Apesar da fixação que a TV brasileira tem pelo sotaque dos italianos, o nosso audiovisual ainda não revelou a contento as potencialidades e os sabores do autêntico português macarrônico. Nas inúmeras vezes que realizaram novelas ou minisséries sobre imigração europeia, autores e emissora perderam oportunidades legítimas de trazer à cena, mesmo que superficialmente, duas figuras emblemáticas da cultura ítalo-paulistana.
O primeiro é Antônio de Alcântara Machado, criador de personagens memoráveis como Gaetaninho e Carmela; o segundo, um outro Machado, é Alexandre Ribeiro Marcondes, vulgo Juó Bananére, autor das melhores paródias já escritas em língua portuguesa. Ou melhor, a língua, como se verá adiante, não é exatamente portuguesa.
Futuro arauto dos “intalianinhos”, Alcântara Machado participou da Semana de 22, não no palco, recebendo as vaias, mas na plateia, entre os estudantes que uivavam, relinchavam, cacarejavam e, claro, atiravam batatas no Ronald de Carvalho e no Menotti Del Picchia. Tempos depois fez amizade com Oswald de Andrade, abraçou o movimento modernista e desaguou a prosa cheia de onomatopeias e cortes cinematográficos que caracteriza a maioria dos seus contos.

■ Itens:
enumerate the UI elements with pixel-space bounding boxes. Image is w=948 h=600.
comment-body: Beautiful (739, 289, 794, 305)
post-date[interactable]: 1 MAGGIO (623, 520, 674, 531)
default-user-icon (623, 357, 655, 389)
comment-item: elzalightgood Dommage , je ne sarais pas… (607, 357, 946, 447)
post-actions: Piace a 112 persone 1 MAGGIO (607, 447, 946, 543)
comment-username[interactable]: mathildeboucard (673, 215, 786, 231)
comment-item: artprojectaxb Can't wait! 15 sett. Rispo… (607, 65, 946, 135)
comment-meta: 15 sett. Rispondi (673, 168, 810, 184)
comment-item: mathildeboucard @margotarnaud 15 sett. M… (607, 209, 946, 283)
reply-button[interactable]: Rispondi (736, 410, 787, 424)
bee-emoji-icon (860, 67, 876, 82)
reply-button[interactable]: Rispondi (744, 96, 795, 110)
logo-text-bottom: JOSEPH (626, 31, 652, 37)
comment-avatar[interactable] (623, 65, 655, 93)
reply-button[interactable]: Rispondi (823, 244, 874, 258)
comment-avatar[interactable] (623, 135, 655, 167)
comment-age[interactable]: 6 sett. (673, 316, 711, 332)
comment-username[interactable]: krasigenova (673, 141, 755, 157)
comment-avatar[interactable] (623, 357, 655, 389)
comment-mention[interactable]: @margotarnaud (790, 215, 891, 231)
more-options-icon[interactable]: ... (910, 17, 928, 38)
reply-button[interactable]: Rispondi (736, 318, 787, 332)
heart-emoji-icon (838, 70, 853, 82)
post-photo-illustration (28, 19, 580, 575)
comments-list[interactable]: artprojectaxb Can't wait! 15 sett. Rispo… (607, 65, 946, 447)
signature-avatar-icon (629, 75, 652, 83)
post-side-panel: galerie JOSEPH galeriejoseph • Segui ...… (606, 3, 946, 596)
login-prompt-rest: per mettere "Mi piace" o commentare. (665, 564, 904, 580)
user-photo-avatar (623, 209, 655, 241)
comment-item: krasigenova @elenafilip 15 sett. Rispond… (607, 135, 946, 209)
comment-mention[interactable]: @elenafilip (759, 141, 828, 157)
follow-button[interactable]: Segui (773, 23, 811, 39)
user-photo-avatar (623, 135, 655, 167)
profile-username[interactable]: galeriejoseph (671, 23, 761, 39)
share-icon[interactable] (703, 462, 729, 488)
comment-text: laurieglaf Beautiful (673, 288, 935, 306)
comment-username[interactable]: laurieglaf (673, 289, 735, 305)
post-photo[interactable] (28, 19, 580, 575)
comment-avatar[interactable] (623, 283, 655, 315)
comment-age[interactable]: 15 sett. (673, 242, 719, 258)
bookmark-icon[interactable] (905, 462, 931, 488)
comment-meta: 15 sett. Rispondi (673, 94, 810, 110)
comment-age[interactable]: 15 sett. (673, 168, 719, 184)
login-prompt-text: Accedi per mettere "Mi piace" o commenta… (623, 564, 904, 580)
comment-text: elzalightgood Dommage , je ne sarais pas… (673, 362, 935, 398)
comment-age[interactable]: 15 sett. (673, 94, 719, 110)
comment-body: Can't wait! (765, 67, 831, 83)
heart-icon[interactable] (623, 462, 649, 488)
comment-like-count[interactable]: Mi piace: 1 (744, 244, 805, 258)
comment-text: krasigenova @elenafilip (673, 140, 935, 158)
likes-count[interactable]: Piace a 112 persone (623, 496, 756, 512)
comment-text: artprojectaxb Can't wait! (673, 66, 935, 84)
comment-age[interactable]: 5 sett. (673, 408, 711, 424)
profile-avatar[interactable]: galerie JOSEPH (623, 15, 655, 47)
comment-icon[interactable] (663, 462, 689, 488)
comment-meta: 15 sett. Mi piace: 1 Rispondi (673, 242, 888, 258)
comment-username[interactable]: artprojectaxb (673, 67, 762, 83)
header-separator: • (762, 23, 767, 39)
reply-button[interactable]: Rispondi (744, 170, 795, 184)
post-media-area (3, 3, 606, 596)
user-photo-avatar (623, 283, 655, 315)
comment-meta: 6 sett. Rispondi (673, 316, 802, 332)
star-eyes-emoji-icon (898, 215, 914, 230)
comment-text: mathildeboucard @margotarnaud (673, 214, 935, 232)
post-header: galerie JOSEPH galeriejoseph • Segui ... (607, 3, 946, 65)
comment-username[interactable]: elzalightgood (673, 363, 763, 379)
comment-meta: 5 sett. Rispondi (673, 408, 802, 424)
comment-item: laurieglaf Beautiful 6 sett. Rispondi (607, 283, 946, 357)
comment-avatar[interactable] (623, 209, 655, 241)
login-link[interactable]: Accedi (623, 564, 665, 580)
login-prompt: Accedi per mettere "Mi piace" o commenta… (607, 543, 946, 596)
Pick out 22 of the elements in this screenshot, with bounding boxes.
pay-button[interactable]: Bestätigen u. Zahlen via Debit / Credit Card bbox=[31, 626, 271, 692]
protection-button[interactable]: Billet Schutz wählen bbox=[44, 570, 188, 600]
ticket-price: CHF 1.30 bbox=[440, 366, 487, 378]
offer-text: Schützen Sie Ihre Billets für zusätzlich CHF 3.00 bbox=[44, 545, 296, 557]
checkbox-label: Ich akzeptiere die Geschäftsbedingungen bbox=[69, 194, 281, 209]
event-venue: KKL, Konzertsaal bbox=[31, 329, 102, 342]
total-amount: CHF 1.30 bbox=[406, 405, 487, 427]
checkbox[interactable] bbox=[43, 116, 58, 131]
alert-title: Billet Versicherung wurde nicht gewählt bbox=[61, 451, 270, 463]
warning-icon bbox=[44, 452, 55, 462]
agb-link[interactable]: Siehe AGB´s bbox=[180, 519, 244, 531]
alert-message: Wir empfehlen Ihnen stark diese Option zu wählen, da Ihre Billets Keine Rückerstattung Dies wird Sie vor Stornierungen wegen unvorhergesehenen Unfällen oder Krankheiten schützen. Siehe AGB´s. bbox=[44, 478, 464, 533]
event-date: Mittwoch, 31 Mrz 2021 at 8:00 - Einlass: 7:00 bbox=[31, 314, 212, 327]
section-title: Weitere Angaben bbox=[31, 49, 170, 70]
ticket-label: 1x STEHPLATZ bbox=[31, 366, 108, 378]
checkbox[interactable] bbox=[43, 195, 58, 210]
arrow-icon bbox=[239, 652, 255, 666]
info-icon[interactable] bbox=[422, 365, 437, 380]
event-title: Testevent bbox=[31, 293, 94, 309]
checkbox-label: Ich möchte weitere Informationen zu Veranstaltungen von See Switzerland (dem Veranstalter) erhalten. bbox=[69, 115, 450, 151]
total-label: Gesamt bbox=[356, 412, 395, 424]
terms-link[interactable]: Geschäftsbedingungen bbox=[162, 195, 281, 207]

■ Tarefas:
a - No trecho sobre o português macarrônico, qual é o apelido de Alexandre Ribeiro Marcondes?
b - Resuma em duas frases o trecho sobre o português macarrônico.
c - Estenda o trecho sobre o português macarrônico, continuando a partir do ponto em que ele termina.
A listagem vem de outra fonte.

■ Respostas:
a - Juó Bananére.

b - Apesar da fixação pelo sotaque italiano, a TV brasileira perdeu oportunidades de levar à cena duas figuras emblemáticas da cultura ítalo-paulistana: Antônio de Alcântara Machado e Alexandre Ribeiro Marcondes, o Juó Bananére. Alcântara Machado esteve na plateia da Semana de 22, entre os estudantes que uivavam e atiravam batatas, e depois, amigo de Oswald de Andrade, abraçou o modernismo com uma prosa cheia de onomatopeias e cortes cinematográficos.

c -
Brás, Bexiga e Barra Funda é sua obra-prima. No prefácio, a que tecnicamente chamou Artigo de Fundo, já relembrava, com humor afinado, os estranhamentos entre os brasileiros donos do pedaço e os imigrantes que chegavam para fazer a América:
— “Carcamano pé de chumbo, calcanhar de frigideira, quem te deu a confiança de casar com brasileira?”
Velho habitante dos livros didáticos, Alcântara Machado já deu bom-dia e boa-noite à razoável quantia de brasileiros escolados. Infelizmente, não é o que acontece com Juó Bananére. Apesar de bater à porta de inúmeras cartilhas e apostilas, sua obra, pelo menos por enquanto, encontrou pouco pouso e acolhida.
Natural de Pindamonhangaba, estreou no jornal O Pirralho, assinando irreverente coluna, para mais tarde reunir o melhor de sua produção num livro saborosamente batizado La Divina Increnca. Rei da paródia, desancou textos famosos do Romantismo e do Parnasianismo, então abominados pelos modernistas, numa mescla inteligente de um caipirês à Mazzaropi com o linguajar “cantado” dos ítalo-paulistanos. Se Olavo Bilac escrevia “Ora (direis) ouvir estrelas! Certo perdeste o senso!”, Juó Bananére respondia “Che scuitá strella, né meia strella! Você está maluco!”
Naturalmente, não deixou de escrever sua Poisia Patriotica, como bem atesta o inesquecível O Studenti Du Bó Retiro, segundo ele um poema premiado “c’oa Medaglia di pratina na insposiçó da Xéca-Slovaca i c’oa medaglia di brigliantina na sposiçó Internazionale da Várzea du Carmo.”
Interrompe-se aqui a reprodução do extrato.